— Begin —

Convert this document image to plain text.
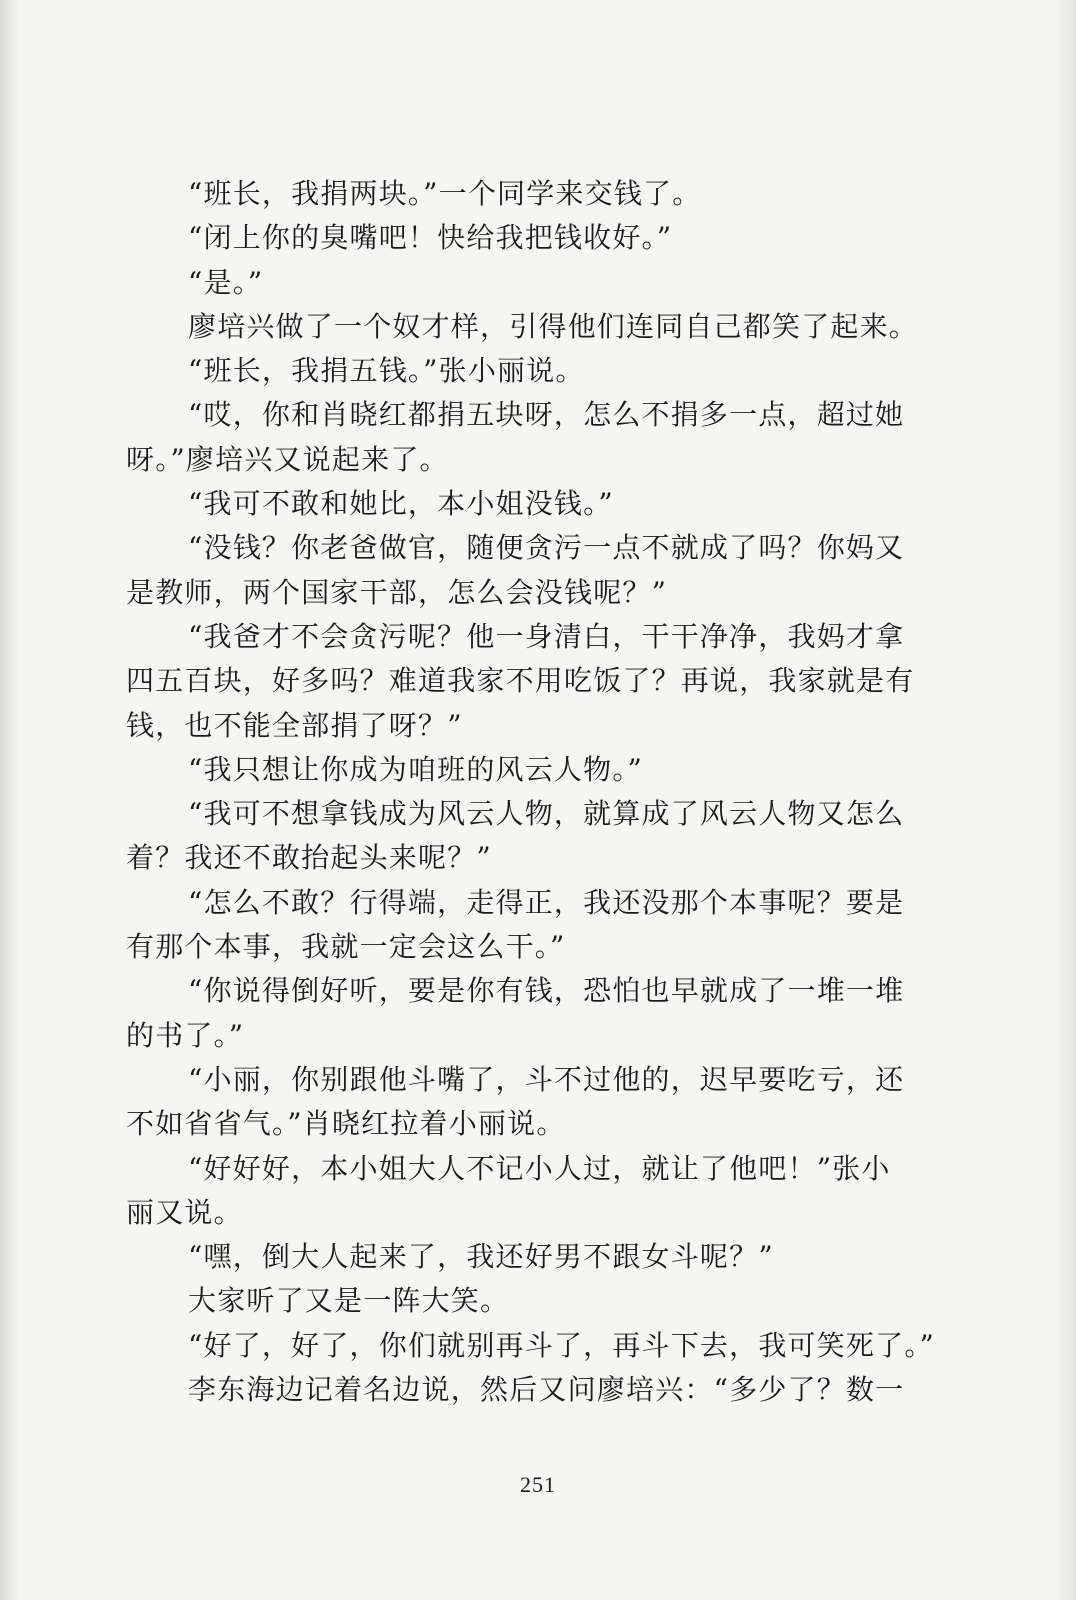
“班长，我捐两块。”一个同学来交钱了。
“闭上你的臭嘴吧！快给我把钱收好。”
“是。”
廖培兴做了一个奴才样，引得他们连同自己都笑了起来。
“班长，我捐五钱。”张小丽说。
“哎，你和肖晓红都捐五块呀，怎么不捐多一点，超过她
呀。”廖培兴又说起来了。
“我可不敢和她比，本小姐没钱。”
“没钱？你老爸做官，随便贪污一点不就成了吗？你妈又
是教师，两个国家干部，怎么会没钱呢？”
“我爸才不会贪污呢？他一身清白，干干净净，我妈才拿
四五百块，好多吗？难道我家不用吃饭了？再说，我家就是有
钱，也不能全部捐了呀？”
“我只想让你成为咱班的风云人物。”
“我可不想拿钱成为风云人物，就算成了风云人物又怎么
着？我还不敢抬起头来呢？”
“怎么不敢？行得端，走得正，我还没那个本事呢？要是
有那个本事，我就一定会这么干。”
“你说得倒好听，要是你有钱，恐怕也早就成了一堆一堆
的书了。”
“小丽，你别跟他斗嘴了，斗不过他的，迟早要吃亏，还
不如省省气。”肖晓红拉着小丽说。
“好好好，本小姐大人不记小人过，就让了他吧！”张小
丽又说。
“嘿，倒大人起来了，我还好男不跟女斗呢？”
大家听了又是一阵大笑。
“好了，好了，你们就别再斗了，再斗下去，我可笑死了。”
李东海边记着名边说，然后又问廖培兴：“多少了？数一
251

— End —
— Begin —

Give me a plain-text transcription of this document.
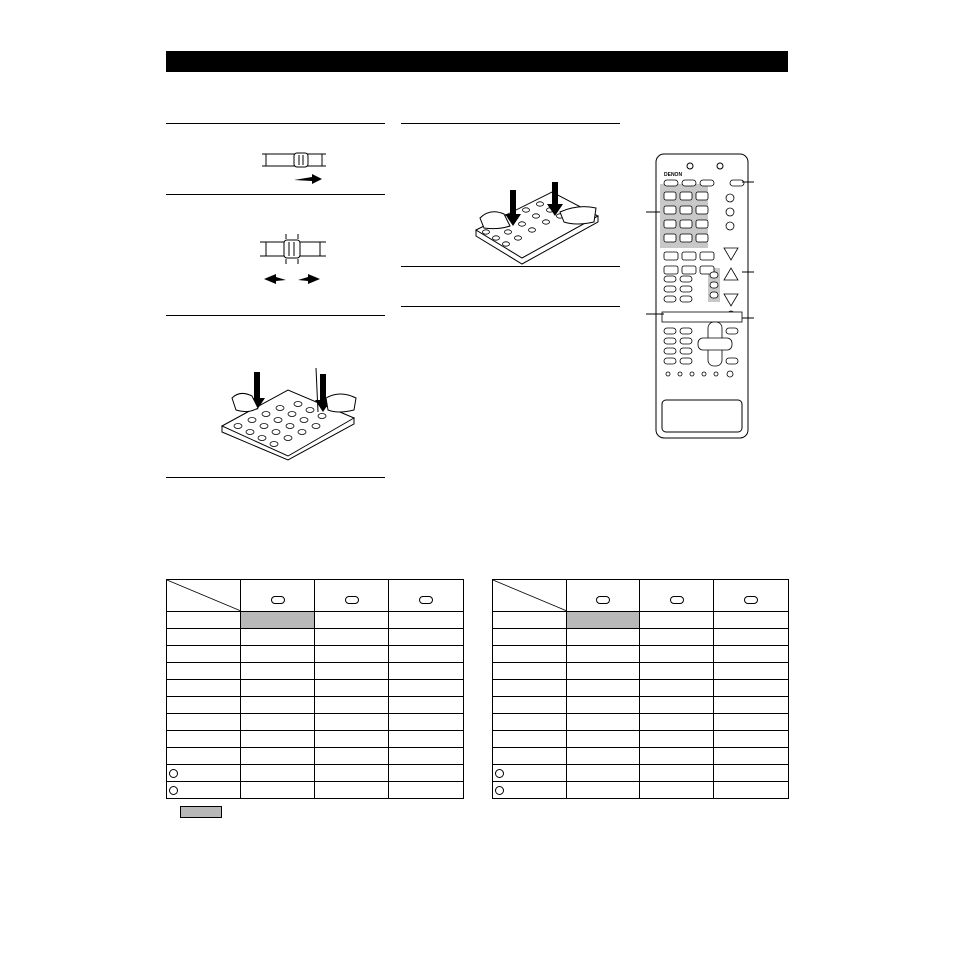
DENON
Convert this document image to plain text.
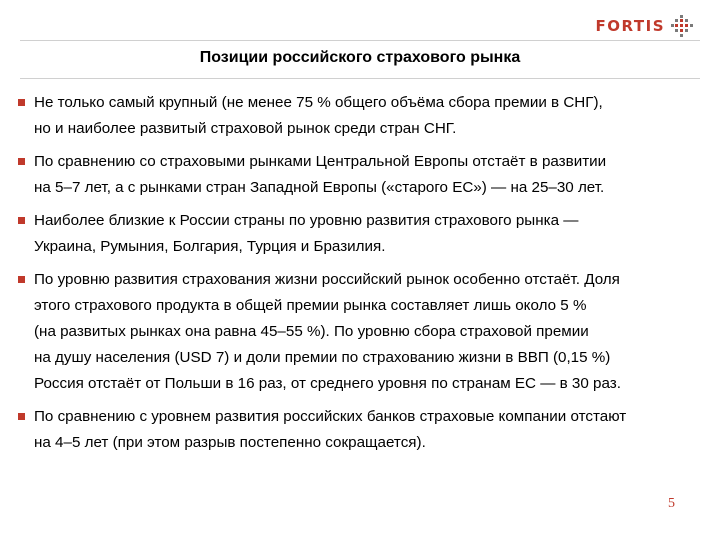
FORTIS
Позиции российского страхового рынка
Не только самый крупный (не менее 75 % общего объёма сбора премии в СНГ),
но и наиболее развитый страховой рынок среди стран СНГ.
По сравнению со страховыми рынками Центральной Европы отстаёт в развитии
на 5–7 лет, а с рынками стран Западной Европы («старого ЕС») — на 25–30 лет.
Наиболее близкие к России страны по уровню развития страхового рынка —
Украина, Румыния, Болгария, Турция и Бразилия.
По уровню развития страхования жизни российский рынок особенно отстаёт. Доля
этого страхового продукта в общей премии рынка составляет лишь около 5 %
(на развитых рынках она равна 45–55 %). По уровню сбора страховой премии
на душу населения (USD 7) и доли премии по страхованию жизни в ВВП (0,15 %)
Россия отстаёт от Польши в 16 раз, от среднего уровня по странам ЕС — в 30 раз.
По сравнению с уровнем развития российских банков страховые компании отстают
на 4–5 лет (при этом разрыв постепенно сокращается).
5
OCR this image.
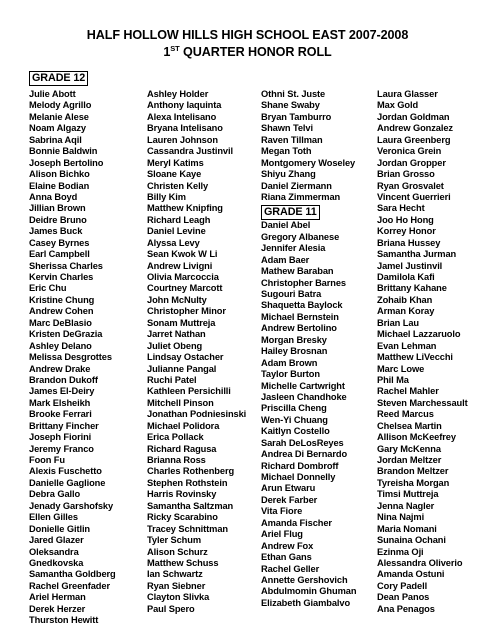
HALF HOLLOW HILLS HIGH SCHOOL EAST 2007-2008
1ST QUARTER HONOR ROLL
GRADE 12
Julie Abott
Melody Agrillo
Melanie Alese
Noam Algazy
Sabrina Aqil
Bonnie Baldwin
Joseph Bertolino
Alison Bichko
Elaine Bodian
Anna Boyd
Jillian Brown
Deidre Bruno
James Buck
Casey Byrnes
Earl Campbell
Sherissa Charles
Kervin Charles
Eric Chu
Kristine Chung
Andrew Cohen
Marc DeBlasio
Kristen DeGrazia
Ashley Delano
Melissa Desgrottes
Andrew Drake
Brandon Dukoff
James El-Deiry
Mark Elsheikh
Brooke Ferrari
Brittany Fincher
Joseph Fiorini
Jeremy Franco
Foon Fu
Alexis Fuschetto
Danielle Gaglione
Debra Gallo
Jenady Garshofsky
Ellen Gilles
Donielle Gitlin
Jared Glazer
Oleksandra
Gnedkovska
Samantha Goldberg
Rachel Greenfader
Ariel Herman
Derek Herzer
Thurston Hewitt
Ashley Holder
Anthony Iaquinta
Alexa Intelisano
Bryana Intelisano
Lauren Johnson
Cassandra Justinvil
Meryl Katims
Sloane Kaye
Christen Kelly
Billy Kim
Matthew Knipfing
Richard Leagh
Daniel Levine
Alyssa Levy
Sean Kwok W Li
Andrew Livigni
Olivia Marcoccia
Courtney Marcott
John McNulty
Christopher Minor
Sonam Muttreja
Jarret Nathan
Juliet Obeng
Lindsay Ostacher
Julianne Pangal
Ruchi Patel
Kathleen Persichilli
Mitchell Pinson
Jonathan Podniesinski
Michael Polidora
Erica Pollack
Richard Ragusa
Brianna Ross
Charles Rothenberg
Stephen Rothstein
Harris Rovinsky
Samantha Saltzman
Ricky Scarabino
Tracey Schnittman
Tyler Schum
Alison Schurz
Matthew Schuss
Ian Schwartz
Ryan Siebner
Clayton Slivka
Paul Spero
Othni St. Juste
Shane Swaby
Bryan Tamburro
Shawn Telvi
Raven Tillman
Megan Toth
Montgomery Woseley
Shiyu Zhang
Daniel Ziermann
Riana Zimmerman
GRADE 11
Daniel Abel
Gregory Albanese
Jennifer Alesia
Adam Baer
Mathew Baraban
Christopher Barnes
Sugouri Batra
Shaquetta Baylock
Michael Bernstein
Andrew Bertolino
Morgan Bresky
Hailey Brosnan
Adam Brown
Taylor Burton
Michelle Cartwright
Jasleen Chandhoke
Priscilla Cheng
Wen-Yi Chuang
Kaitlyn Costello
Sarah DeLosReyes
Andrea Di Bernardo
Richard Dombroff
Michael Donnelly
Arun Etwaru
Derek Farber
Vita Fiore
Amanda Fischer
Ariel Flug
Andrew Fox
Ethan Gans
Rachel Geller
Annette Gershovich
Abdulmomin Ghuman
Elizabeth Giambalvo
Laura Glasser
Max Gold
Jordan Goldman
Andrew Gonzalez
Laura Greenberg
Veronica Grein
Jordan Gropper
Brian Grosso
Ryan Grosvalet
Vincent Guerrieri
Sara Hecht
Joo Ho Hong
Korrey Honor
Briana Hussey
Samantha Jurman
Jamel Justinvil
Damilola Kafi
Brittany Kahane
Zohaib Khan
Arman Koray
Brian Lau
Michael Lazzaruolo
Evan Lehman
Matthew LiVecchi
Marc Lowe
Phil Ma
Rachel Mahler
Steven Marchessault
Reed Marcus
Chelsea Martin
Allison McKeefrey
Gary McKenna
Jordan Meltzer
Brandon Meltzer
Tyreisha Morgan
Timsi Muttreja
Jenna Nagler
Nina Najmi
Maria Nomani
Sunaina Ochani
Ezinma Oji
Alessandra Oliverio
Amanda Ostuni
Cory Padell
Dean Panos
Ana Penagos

— End —

(GOAL): Above are the records; copy every line in them that holds the word "развития".

(EXERCISE OUTPUT):
Наиболее близкие к России страны по уровню развития страхового рынка —
По уровню развития страхования жизни российский рынок особенно отстаёт. Доля
По сравнению с уровнем развития российских банков страховые компании отстают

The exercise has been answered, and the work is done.